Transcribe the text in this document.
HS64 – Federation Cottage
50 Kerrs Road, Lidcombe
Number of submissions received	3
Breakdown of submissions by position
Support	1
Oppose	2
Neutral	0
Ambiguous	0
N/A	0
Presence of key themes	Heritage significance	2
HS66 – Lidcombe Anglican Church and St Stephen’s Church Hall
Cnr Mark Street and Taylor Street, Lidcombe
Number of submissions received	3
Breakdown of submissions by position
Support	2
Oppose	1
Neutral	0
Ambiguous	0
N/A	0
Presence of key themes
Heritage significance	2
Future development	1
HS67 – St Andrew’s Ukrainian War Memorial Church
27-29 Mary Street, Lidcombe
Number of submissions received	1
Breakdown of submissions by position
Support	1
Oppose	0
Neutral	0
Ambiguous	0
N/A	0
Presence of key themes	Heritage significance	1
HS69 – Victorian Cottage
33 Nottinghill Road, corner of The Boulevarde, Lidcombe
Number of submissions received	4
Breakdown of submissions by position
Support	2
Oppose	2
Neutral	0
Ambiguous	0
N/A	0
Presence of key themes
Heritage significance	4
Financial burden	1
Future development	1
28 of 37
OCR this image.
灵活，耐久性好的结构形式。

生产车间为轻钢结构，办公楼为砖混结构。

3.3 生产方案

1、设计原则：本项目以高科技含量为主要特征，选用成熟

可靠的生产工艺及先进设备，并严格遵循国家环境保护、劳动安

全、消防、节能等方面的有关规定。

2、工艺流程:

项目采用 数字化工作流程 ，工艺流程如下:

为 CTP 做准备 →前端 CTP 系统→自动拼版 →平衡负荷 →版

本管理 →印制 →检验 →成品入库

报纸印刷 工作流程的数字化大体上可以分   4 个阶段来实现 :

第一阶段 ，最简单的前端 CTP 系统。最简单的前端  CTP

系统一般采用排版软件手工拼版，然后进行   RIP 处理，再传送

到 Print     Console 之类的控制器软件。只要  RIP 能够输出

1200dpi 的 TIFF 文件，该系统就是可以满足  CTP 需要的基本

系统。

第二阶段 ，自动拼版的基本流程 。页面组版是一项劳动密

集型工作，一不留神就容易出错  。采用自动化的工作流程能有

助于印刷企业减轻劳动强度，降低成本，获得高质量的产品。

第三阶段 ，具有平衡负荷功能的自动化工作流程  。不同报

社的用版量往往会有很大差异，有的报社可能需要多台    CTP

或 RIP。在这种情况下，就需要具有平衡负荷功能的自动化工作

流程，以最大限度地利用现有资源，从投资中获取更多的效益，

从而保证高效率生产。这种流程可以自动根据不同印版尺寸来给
++++
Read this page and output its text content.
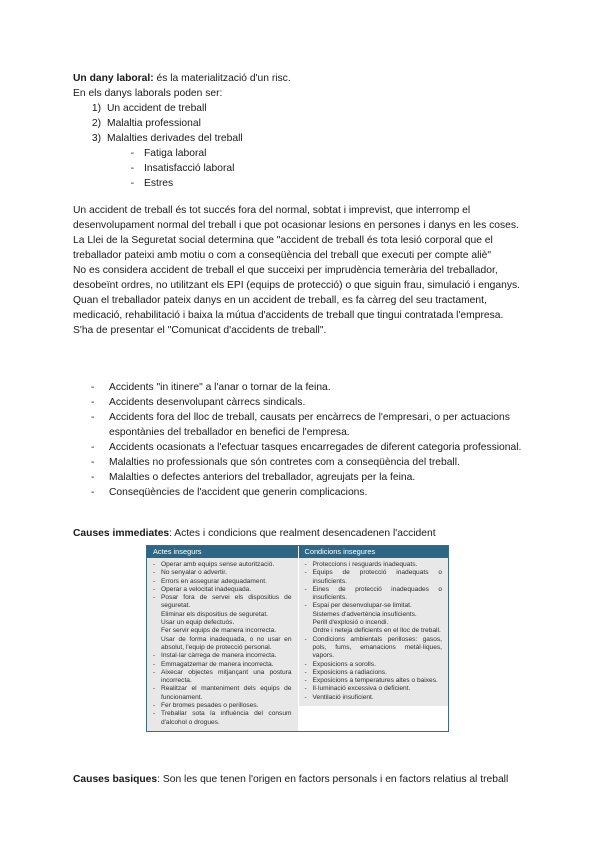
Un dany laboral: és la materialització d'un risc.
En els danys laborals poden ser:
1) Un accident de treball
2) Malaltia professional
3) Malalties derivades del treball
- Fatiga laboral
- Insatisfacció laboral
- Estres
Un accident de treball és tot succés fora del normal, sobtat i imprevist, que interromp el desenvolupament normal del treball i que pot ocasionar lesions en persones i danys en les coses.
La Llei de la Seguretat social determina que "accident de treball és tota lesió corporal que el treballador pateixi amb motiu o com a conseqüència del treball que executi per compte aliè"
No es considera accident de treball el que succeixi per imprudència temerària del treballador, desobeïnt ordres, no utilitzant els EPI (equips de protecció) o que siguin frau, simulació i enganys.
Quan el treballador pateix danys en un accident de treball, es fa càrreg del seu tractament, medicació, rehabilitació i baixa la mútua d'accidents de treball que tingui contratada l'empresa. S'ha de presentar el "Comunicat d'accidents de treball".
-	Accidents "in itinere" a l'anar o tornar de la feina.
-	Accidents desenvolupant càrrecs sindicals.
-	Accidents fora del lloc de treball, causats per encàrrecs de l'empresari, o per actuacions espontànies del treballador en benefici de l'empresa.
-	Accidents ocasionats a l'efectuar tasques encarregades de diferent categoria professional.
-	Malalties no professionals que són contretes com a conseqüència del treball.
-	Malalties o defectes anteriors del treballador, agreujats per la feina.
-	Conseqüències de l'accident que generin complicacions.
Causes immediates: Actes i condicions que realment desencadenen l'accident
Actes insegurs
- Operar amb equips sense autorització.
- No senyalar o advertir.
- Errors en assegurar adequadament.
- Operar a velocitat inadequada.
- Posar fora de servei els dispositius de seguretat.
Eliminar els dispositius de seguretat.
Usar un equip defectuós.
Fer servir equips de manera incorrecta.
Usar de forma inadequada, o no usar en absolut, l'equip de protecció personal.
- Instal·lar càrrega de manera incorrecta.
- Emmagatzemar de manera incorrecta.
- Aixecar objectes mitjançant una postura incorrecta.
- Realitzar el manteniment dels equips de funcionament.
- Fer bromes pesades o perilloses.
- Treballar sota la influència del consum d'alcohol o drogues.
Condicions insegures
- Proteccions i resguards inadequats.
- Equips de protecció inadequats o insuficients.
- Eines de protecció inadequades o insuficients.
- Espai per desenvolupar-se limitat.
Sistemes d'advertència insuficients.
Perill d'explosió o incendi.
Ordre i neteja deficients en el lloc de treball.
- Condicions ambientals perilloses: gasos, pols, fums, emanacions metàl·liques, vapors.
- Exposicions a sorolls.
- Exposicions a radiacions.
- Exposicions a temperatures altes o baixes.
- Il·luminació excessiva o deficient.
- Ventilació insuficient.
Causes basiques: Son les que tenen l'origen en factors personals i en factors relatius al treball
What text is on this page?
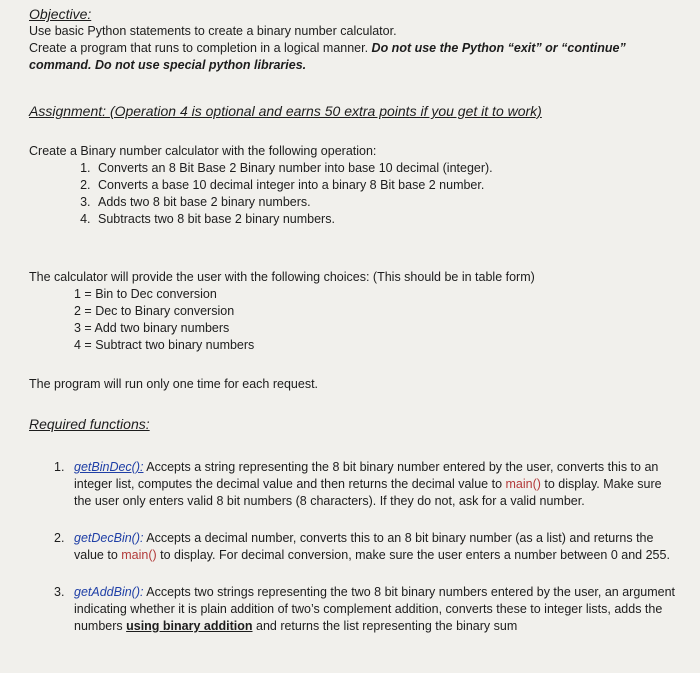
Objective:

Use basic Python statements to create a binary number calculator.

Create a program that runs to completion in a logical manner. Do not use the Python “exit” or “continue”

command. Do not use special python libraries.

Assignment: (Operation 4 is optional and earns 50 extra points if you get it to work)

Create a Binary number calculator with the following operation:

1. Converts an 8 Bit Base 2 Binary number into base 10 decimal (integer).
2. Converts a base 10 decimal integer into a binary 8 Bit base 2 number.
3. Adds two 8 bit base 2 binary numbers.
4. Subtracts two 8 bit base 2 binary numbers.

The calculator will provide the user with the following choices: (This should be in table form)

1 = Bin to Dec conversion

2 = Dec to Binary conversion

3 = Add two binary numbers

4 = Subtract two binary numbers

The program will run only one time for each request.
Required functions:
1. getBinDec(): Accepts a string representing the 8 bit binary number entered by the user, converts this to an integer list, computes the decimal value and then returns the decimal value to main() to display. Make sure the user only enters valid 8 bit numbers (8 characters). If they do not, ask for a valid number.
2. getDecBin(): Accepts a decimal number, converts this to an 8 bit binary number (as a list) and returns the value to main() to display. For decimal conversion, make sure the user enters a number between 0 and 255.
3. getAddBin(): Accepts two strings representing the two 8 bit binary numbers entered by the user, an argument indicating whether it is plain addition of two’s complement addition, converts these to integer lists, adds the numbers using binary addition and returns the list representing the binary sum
++++
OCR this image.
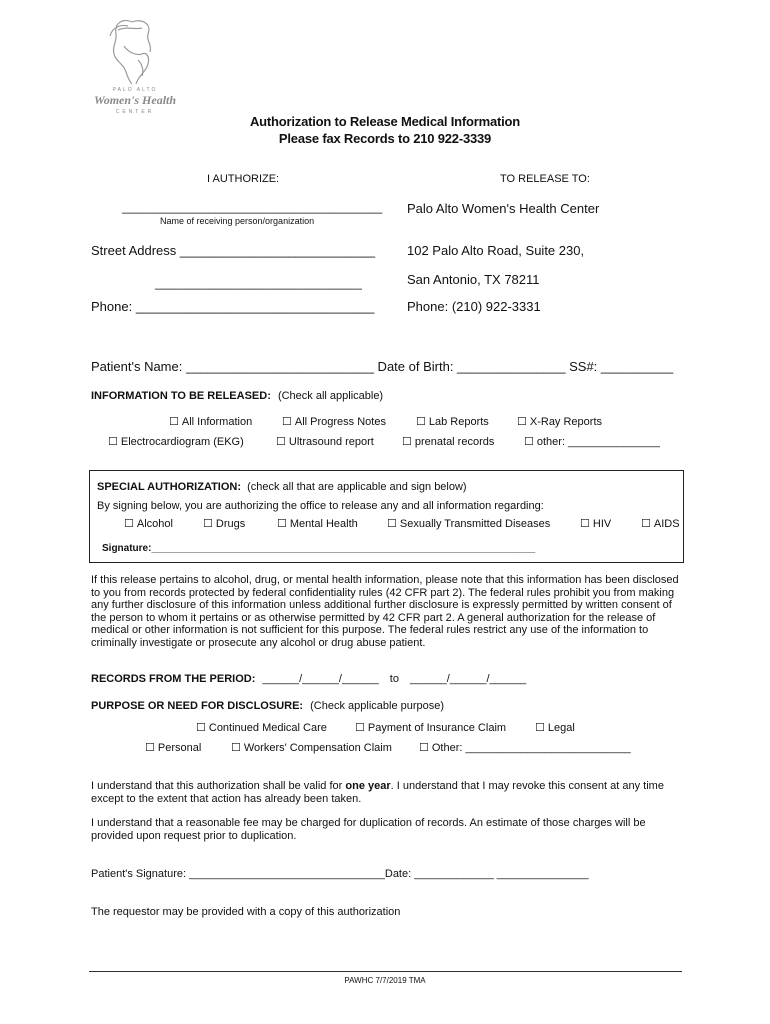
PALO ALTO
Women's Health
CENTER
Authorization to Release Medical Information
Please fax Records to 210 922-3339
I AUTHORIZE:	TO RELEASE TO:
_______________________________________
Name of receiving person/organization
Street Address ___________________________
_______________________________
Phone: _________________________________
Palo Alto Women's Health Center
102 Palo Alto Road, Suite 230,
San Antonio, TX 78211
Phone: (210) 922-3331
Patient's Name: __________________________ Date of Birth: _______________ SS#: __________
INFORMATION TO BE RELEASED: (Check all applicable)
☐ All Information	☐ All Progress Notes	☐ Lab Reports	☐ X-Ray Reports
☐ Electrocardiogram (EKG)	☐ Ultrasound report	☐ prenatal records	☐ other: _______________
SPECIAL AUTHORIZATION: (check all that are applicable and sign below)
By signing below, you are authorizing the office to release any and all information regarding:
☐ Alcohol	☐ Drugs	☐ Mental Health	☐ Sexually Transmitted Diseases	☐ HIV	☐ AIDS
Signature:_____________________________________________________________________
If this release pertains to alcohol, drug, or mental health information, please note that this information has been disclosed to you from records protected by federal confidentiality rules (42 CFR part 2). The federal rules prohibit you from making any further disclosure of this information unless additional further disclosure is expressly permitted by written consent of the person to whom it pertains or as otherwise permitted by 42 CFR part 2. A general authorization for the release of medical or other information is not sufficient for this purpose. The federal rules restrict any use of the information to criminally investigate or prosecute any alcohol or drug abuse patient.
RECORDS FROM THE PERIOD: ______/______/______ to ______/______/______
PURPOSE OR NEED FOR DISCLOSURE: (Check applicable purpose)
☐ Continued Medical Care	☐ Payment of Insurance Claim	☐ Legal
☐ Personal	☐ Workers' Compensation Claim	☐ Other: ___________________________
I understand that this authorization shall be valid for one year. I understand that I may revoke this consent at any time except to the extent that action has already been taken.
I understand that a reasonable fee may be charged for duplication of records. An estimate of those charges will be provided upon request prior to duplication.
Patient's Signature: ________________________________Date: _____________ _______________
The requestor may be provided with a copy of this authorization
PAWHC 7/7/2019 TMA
++++
Written request: Gather, from the listing above, every line carrying the word "below".

Response for this exercise:
SPECIAL AUTHORIZATION: (check all that are applicable and sign below)
By signing below, you are authorizing the office to release any and all information regarding:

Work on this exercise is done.